EXERCISE GOAL: What is the number of lines that include the word "anio"? Provide only that figure.

┌─ PROVIDED RECORDS

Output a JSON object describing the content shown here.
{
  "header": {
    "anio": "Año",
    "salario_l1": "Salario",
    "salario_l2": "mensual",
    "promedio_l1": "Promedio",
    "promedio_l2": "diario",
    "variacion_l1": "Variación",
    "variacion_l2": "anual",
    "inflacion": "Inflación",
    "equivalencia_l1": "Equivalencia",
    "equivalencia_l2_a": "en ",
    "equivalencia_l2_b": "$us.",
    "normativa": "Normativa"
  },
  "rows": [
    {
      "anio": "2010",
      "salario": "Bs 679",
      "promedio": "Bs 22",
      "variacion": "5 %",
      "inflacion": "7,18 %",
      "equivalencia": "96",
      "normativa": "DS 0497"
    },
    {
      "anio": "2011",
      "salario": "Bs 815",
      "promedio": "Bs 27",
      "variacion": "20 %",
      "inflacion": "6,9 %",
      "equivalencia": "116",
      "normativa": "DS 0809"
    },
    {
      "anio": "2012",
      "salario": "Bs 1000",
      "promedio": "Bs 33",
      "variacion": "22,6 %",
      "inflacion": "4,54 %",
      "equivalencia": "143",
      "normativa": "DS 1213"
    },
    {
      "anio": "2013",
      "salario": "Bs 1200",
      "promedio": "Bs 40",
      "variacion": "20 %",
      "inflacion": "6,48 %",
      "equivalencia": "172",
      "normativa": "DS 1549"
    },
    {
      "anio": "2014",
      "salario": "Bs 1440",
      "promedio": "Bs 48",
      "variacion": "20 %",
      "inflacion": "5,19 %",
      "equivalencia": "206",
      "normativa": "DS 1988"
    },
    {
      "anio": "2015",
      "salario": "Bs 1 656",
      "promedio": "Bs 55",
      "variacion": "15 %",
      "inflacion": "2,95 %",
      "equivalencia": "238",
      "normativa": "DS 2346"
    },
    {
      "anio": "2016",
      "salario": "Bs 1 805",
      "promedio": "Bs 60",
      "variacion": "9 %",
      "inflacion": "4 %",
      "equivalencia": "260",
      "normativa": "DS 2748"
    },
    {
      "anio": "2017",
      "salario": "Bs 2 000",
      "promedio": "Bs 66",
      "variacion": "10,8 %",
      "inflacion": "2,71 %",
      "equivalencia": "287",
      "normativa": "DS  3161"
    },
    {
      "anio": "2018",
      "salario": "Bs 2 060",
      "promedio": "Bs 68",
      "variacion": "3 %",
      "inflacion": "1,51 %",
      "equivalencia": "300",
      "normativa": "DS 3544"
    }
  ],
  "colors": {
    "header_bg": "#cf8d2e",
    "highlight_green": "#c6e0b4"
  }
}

└─

OUTPUT FOR THIS TASK: 10